SOURCE MATERIAL:
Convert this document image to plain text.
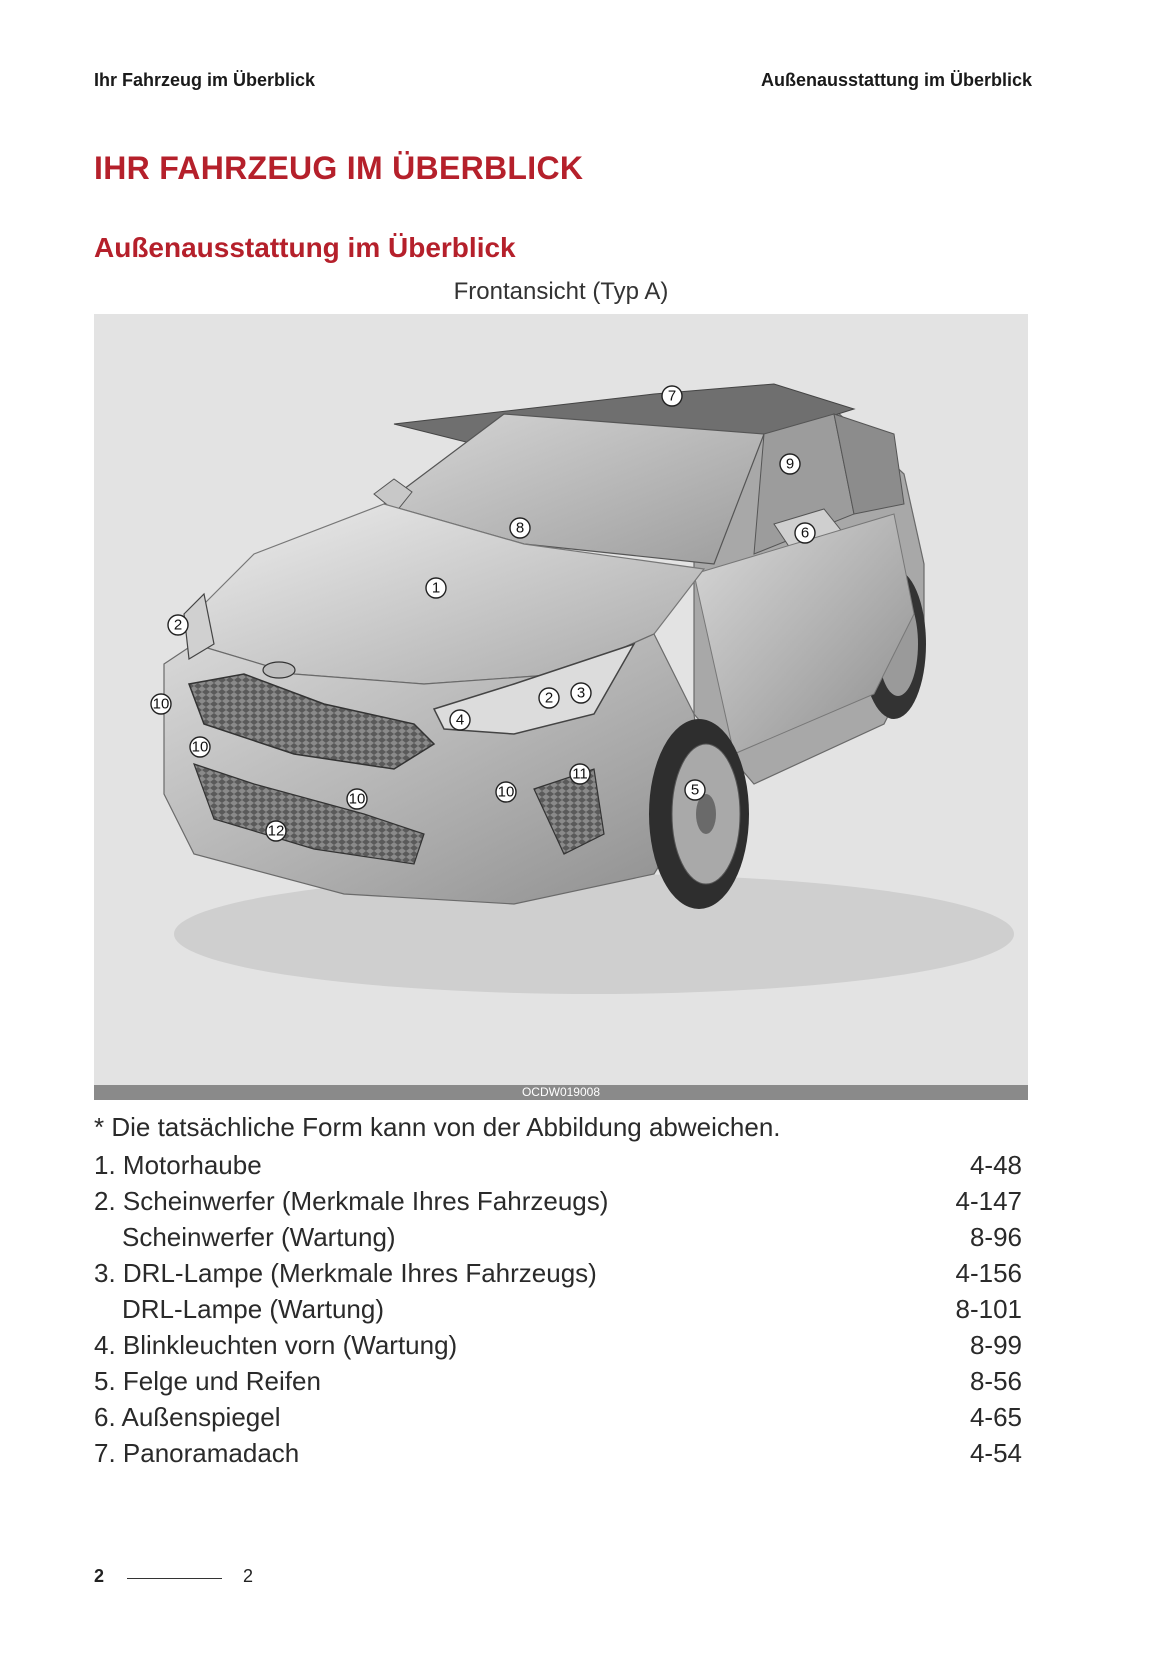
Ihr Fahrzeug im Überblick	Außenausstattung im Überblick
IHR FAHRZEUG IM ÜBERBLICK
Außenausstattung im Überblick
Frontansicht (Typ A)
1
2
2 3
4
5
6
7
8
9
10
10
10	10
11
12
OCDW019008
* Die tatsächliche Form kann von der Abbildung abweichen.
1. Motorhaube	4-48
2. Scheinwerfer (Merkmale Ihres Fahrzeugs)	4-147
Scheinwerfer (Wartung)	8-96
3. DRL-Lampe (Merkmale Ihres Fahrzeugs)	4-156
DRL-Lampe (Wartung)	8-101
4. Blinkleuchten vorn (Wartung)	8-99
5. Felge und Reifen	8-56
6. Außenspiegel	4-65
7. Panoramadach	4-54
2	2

WHAT YOU WILL DO:
Drop the images and repeat the data exactly.

ANSWER IN FULL:
Convert this document image to plain text.
Ihr Fahrzeug im Überblick	Außenausstattung im Überblick
IHR FAHRZEUG IM ÜBERBLICK
Außenausstattung im Überblick
Frontansicht (Typ A)
1
2
2 3
4
5
6
7
8
9
10
10
10	10
11
12
OCDW019008
* Die tatsächliche Form kann von der Abbildung abweichen.
1. Motorhaube	4-48
2. Scheinwerfer (Merkmale Ihres Fahrzeugs)	4-147
Scheinwerfer (Wartung)	8-96
3. DRL-Lampe (Merkmale Ihres Fahrzeugs)	4-156
DRL-Lampe (Wartung)	8-101
4. Blinkleuchten vorn (Wartung)	8-99
5. Felge und Reifen	8-56
6. Außenspiegel	4-65
7. Panoramadach	4-54
2	2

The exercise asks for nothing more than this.